● **SHORT PROBLEM**:
Report how many lines contain the word "烟草集约化育苗技术规程"; answer with the number only.

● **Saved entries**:
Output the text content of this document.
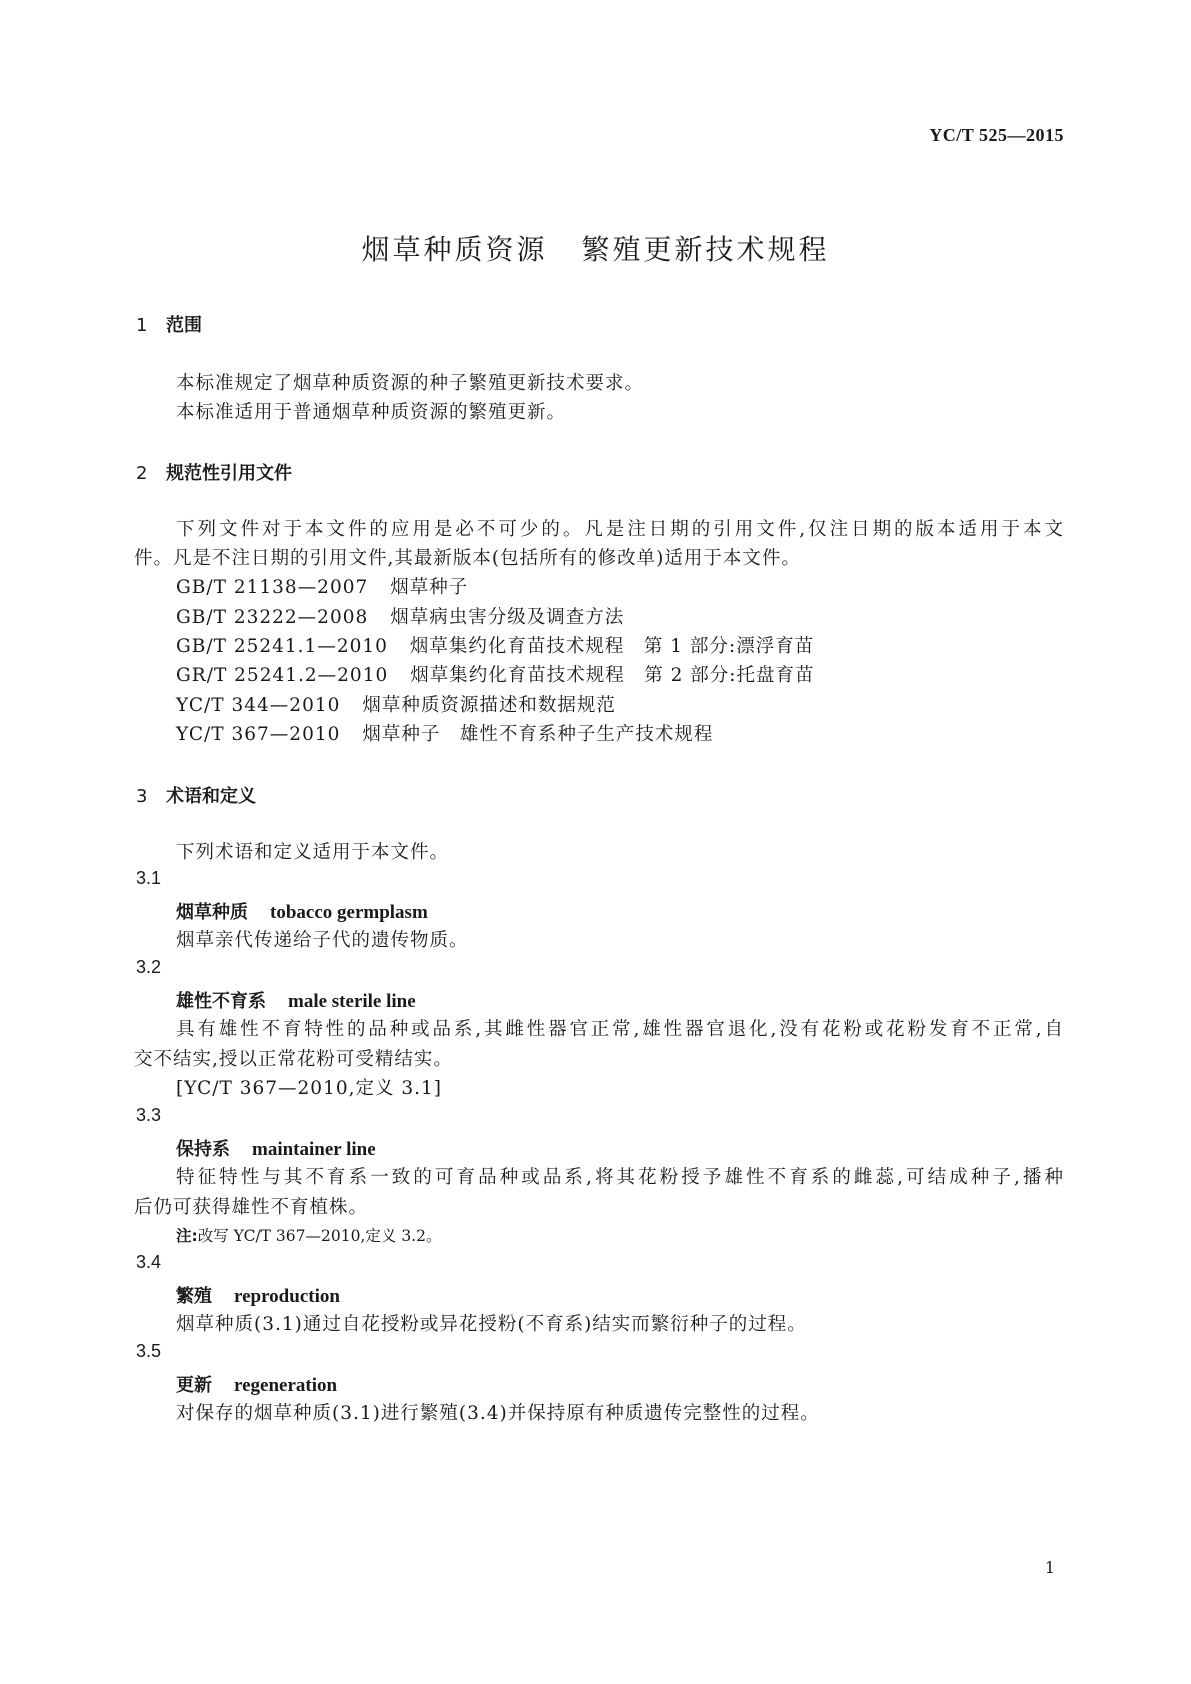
YC/T 525—2015
烟草种质资源 繁殖更新技术规程
1 范围
本标准规定了烟草种质资源的种子繁殖更新技术要求。
本标准适用于普通烟草种质资源的繁殖更新。
2 规范性引用文件
下列文件对于本文件的应用是必不可少的。凡是注日期的引用文件,仅注日期的版本适用于本文
件。凡是不注日期的引用文件,其最新版本(包括所有的修改单)适用于本文件。
GB/T 21138—2007 烟草种子
GB/T 23222—2008 烟草病虫害分级及调查方法
GB/T 25241.1—2010 烟草集约化育苗技术规程　第 1 部分:漂浮育苗
GR/T 25241.2—2010 烟草集约化育苗技术规程　第 2 部分:托盘育苗
YC/T 344—2010 烟草种质资源描述和数据规范
YC/T 367—2010 烟草种子　雄性不育系种子生产技术规程
3 术语和定义
下列术语和定义适用于本文件。
3.1
烟草种质 tobacco germplasm
烟草亲代传递给子代的遗传物质。
3.2
雄性不育系 male sterile line
具有雄性不育特性的品种或品系,其雌性器官正常,雄性器官退化,没有花粉或花粉发育不正常,自
交不结实,授以正常花粉可受精结实。
[YC/T 367—2010,定义 3.1]
3.3
保持系 maintainer line
特征特性与其不育系一致的可育品种或品系,将其花粉授予雄性不育系的雌蕊,可结成种子,播种
后仍可获得雄性不育植株。
注:改写 YC/T 367—2010,定义 3.2。
3.4
繁殖 reproduction
烟草种质(3.1)通过自花授粉或异花授粉(不育系)结实而繁衍种子的过程。
3.5
更新 regeneration
对保存的烟草种质(3.1)进行繁殖(3.4)并保持原有种质遗传完整性的过程。
1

● **WRITTEN SOLUTION**:
2